● Task statement: Tally the lines of the listing that contain the string "JSON". Give the number and nothing else.

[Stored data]
-- Start --

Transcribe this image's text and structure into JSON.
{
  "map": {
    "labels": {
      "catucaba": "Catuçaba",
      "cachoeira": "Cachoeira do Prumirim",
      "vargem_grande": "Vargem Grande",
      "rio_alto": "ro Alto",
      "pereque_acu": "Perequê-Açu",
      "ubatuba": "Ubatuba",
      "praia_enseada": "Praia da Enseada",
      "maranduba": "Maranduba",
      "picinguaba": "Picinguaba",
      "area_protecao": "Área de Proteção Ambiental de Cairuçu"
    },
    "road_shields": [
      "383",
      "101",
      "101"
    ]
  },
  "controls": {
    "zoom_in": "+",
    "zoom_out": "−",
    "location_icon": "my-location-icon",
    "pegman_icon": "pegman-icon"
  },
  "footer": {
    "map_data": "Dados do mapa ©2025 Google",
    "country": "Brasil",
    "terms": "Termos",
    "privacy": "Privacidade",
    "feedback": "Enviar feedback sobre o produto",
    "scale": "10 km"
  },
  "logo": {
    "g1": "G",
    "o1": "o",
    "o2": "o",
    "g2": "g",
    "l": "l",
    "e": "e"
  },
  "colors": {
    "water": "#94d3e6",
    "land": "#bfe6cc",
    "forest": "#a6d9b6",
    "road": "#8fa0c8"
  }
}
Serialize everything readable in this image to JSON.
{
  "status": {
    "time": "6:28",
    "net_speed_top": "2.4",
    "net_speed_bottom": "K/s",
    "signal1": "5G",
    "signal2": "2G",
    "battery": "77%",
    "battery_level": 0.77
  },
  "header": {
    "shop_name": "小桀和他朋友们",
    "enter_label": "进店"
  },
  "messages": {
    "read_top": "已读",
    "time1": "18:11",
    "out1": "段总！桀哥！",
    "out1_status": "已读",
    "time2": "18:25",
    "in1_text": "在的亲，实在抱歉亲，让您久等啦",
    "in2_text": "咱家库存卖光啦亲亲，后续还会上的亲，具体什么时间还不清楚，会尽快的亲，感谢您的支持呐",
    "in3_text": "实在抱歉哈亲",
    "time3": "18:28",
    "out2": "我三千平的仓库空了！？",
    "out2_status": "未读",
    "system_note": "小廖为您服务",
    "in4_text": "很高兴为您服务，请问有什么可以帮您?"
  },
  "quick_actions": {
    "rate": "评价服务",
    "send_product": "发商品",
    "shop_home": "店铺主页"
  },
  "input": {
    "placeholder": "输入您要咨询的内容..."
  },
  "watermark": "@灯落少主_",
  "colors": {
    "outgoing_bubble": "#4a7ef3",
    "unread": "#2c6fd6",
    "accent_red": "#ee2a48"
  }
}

-- End --

● Solution to this problem: 2